Estudo aponta que aprovação de Lula é a mais sensível à inflação e ao desemprego em 30 anos

Um estudo da consultoria MB Associados aponta que a aprovação do presidente Luiz Inácio Lula da Silva, no terceiro mandato, é a mais sensível às variações da inflação e do desemprego entre os presidentes brasileiros dos últimos 30 anos. O levantamento também indica que o ex-presidente Jair Bolsonaro foi o menos afetado por mudanças nesses indicadores econômicos durante o período em que governou. A análise foi divulgada neste domingo (5).

Segundo o economista Sergio Vale, responsável pelo estudo, os dados cruzam o chamado índice da miséria, formado pela soma da inflação oficial (IPCA) e da taxa de desemprego, com pesquisas mensais de aprovação presidencial compiladas pelo agregador do site Jota. O levantamento analisou cinco presidentes e nove mandatos desde 1996. De acordo com os cálculos, cada variação de um ponto percentual no índice provoca uma oscilação de 5,8 pontos na aprovação de Lula, contra 1,4 ponto no caso de Bolsonaro.

Especialistas ouvidos pela reportagem afirmam que o resultado está ligado ao perfil do eleitorado de cada presidente. Para o cientista político Felipe Nunes, diretor da Quaest Pesquisa e Consultoria, parte dos eleitores associa Lula diretamente à melhora das condições econômicas, como emprego, renda e poder de compra. Já Sergio Vale avalia que a base de apoio de Bolsonaro é mais ideológica, tornando a aprovação do ex-presidente menos dependente das oscilações econômicas.

• CONJUNTO DE TAREFAS:
1. De acordo com o texto sobre a aprovação de Lula, quantos presidentes e quantos mandatos o levantamento analisou desde 1996?
2. Prossiga com o texto sobre a aprovação de Lula a partir do ponto em que ele termina.

• DADOS FORNECIDOS:
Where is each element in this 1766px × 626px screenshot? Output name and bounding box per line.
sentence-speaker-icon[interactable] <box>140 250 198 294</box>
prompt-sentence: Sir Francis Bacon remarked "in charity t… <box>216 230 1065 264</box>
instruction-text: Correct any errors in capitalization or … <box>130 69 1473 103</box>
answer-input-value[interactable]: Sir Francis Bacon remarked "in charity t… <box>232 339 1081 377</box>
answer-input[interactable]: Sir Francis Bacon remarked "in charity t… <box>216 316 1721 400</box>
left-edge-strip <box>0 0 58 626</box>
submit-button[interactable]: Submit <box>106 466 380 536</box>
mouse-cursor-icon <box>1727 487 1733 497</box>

• RESULTADOS DAS TAREFAS:
1. Cinco presidentes e nove mandatos.

2.
Ainda conforme o estudo, Fernando Henrique Cardoso aparece como o segundo presidente menos sensível ao índice da miséria, com variação de 2,2 pontos na aprovação. Michel Temer registra 3,7 pontos, enquanto Dilma Rousseff alcança 4,3 pontos. Nos dois primeiros mandatos de Lula, entre 2003 e 2010, essa sensibilidade era menor do que a atual, com oscilações de 3,7 pontos, segundo o levantamento.

Embora o índice da miséria esteja no menor nível das últimas três décadas, os pesquisadores alertam para a possibilidade de alta da inflação nos próximos meses. O estudo aponta que uma eventual elevação dos preços pode afetar a popularidade do presidente ao longo do período eleitoral. Em um cenário de estabilidade econômica, a projeção é que Lula chegue à eleição com aprovação entre 44% e 47%. Caso ocorram novos choques inflacionários, esse índice poderá ficar entre 38% e 42%.

Por fim, os especialistas ressaltam que inflação e desemprego não são os únicos fatores que influenciam a aprovação de um governo. Comunicação, confiança, segurança pública, crédito, endividamento, percepção sobre o futuro e o ambiente político também interferem na avaliação dos eleitores e no desempenho dos candidatos durante uma campanha eleitoral.